Filter the data below for the string "Заявитель" and copy each matching line.

-- Begin INPUT DATA --

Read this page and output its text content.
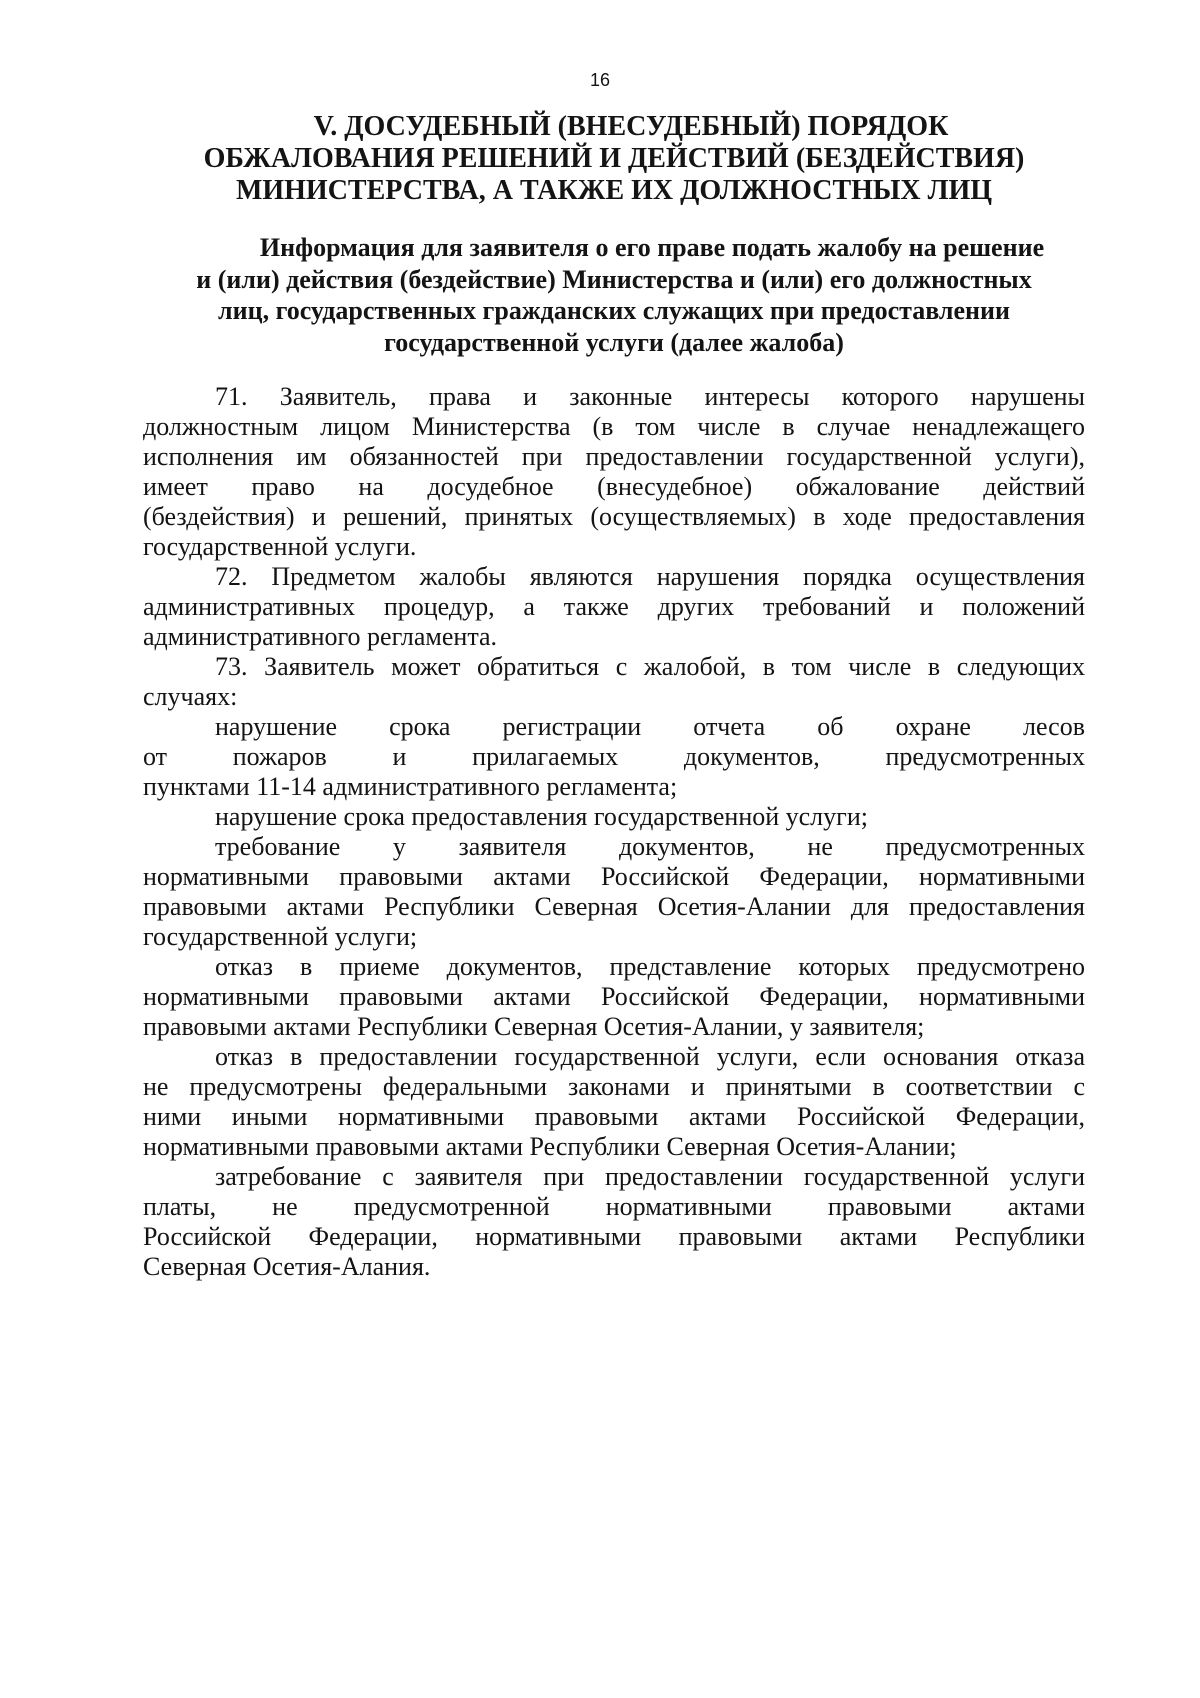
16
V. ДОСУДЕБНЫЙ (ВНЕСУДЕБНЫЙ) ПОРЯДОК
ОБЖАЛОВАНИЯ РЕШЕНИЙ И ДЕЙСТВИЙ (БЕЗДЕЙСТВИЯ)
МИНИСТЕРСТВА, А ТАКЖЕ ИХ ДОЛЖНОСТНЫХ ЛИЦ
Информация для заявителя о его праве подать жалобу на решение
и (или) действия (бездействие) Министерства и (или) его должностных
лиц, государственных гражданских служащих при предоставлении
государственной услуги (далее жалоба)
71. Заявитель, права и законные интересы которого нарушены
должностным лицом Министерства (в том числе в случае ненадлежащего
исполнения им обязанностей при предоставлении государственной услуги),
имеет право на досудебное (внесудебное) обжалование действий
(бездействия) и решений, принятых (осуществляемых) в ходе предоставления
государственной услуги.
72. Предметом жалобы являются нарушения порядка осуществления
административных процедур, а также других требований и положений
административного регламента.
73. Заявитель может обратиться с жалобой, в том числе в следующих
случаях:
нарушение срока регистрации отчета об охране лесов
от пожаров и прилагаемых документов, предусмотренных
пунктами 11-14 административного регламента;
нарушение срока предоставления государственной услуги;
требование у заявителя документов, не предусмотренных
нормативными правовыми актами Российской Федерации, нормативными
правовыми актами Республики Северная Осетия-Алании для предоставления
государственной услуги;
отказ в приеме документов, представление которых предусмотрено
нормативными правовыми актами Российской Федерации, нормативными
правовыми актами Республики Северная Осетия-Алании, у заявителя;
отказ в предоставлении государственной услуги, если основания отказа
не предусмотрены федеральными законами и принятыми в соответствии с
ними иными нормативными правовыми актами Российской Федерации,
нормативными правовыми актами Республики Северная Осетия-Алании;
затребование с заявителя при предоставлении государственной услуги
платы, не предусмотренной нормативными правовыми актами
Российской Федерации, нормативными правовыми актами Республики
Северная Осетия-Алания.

-- End INPUT DATA --

### EXERCISE OUTPUT
71. Заявитель, права и законные интересы которого нарушены
73. Заявитель может обратиться с жалобой, в том числе в следующих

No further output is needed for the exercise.